● **WHAT IS ASKED**:
Return the complete listing that follows, with each line reproduced exactly.

● **DATA LISTING**:
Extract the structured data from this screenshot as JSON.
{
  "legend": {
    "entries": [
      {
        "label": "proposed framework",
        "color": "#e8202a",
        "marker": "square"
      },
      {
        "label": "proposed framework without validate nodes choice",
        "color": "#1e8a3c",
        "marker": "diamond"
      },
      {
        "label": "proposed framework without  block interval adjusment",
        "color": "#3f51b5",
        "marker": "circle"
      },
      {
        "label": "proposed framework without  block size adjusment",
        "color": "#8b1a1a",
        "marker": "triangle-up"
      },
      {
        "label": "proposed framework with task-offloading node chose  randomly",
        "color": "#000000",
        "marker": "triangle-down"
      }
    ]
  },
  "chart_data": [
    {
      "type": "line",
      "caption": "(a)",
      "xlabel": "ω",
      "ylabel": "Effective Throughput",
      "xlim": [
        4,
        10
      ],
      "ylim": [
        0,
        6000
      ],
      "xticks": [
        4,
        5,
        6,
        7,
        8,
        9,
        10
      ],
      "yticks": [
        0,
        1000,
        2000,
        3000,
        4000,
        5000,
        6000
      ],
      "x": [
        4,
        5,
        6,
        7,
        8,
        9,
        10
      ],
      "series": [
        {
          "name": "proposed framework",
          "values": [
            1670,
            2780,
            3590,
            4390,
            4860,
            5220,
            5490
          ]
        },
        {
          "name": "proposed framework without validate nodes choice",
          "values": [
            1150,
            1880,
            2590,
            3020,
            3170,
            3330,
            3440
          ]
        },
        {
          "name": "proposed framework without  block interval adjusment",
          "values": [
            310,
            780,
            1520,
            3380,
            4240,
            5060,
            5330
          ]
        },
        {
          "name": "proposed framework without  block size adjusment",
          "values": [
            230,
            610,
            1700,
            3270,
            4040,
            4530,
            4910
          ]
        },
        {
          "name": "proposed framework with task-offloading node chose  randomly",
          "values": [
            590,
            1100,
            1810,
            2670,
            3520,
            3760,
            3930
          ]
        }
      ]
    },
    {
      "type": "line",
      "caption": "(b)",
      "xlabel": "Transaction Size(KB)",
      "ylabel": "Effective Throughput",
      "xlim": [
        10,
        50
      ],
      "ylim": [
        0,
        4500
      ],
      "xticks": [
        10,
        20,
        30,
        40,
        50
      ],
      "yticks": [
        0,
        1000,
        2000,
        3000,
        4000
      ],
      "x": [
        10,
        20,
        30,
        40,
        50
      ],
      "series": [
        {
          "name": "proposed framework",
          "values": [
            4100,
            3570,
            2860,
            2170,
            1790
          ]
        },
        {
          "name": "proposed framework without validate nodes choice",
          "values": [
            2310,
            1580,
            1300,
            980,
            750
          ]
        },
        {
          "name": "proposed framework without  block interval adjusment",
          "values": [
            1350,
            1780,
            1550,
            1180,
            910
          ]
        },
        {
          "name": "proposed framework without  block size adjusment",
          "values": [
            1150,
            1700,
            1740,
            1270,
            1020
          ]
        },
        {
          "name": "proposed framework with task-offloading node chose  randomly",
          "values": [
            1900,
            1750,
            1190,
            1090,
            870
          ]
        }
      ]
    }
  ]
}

● **EXPECTED ANSWER**:
Extract the structured data from this screenshot as JSON.
{
  "legend": {
    "entries": [
      {
        "label": "proposed framework",
        "color": "#e8202a",
        "marker": "square"
      },
      {
        "label": "proposed framework without validate nodes choice",
        "color": "#1e8a3c",
        "marker": "diamond"
      },
      {
        "label": "proposed framework without  block interval adjusment",
        "color": "#3f51b5",
        "marker": "circle"
      },
      {
        "label": "proposed framework without  block size adjusment",
        "color": "#8b1a1a",
        "marker": "triangle-up"
      },
      {
        "label": "proposed framework with task-offloading node chose  randomly",
        "color": "#000000",
        "marker": "triangle-down"
      }
    ]
  },
  "chart_data": [
    {
      "type": "line",
      "caption": "(a)",
      "xlabel": "ω",
      "ylabel": "Effective Throughput",
      "xlim": [
        4,
        10
      ],
      "ylim": [
        0,
        6000
      ],
      "xticks": [
        4,
        5,
        6,
        7,
        8,
        9,
        10
      ],
      "yticks": [
        0,
        1000,
        2000,
        3000,
        4000,
        5000,
        6000
      ],
      "x": [
        4,
        5,
        6,
        7,
        8,
        9,
        10
      ],
      "series": [
        {
          "name": "proposed framework",
          "values": [
            1670,
            2780,
            3590,
            4390,
            4860,
            5220,
            5490
          ]
        },
        {
          "name": "proposed framework without validate nodes choice",
          "values": [
            1150,
            1880,
            2590,
            3020,
            3170,
            3330,
            3440
          ]
        },
        {
          "name": "proposed framework without  block interval adjusment",
          "values": [
            310,
            780,
            1520,
            3380,
            4240,
            5060,
            5330
          ]
        },
        {
          "name": "proposed framework without  block size adjusment",
          "values": [
            230,
            610,
            1700,
            3270,
            4040,
            4530,
            4910
          ]
        },
        {
          "name": "proposed framework with task-offloading node chose  randomly",
          "values": [
            590,
            1100,
            1810,
            2670,
            3520,
            3760,
            3930
          ]
        }
      ]
    },
    {
      "type": "line",
      "caption": "(b)",
      "xlabel": "Transaction Size(KB)",
      "ylabel": "Effective Throughput",
      "xlim": [
        10,
        50
      ],
      "ylim": [
        0,
        4500
      ],
      "xticks": [
        10,
        20,
        30,
        40,
        50
      ],
      "yticks": [
        0,
        1000,
        2000,
        3000,
        4000
      ],
      "x": [
        10,
        20,
        30,
        40,
        50
      ],
      "series": [
        {
          "name": "proposed framework",
          "values": [
            4100,
            3570,
            2860,
            2170,
            1790
          ]
        },
        {
          "name": "proposed framework without validate nodes choice",
          "values": [
            2310,
            1580,
            1300,
            980,
            750
          ]
        },
        {
          "name": "proposed framework without  block interval adjusment",
          "values": [
            1350,
            1780,
            1550,
            1180,
            910
          ]
        },
        {
          "name": "proposed framework without  block size adjusment",
          "values": [
            1150,
            1700,
            1740,
            1270,
            1020
          ]
        },
        {
          "name": "proposed framework with task-offloading node chose  randomly",
          "values": [
            1900,
            1750,
            1190,
            1090,
            870
          ]
        }
      ]
    }
  ]
}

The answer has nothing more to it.